### Brief
Filter the data below for the string "heart" and copy each matching line.

[Records from a collection of figures]
★ ★ ★ ★ ★

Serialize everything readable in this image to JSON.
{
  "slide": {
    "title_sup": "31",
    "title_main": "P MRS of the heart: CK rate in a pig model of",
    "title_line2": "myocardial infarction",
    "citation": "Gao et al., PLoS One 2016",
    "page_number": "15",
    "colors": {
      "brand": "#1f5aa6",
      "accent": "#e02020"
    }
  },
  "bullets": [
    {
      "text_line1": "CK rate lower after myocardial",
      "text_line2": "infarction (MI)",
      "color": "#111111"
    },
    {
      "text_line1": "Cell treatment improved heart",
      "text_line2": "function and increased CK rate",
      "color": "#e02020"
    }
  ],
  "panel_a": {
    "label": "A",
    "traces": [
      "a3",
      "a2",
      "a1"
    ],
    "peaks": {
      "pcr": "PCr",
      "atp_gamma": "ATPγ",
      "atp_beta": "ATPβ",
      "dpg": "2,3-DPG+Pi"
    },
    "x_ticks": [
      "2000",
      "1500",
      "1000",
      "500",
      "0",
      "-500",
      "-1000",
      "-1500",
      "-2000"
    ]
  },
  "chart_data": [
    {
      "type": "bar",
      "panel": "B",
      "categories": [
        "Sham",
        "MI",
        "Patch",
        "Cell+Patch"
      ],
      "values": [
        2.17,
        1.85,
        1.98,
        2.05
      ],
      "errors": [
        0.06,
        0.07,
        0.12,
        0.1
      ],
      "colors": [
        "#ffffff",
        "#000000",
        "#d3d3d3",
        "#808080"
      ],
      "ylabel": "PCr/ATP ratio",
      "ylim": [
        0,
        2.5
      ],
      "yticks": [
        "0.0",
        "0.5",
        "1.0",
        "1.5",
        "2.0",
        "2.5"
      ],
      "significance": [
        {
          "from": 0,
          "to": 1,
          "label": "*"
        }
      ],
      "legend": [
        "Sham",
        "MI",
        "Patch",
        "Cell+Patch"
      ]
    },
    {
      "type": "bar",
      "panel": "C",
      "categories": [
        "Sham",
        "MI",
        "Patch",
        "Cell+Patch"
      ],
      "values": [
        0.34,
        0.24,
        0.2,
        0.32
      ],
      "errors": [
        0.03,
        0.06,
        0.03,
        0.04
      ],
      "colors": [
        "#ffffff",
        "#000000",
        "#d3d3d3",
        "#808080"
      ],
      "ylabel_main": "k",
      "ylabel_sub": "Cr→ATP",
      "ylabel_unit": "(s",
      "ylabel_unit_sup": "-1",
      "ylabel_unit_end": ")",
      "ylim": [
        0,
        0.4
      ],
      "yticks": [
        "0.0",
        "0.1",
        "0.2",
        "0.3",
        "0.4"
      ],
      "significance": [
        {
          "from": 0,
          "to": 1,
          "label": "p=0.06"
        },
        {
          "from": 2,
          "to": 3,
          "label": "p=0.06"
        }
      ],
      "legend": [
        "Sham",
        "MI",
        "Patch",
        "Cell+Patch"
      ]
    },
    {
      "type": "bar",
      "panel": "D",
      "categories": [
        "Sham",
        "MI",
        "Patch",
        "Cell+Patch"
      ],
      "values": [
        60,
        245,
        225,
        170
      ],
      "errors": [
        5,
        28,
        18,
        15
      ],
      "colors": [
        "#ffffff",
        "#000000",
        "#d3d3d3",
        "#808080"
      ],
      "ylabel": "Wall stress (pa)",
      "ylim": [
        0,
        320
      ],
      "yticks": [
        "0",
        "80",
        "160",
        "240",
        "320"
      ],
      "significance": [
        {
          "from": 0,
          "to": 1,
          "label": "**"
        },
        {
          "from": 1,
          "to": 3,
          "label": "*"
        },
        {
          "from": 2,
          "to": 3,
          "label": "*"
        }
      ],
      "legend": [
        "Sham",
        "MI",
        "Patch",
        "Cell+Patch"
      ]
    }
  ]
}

★ ★ ★ ★ ★

### Task response
    "title_main": "P MRS of the heart: CK rate in a pig model of",
      "text_line1": "Cell treatment improved heart",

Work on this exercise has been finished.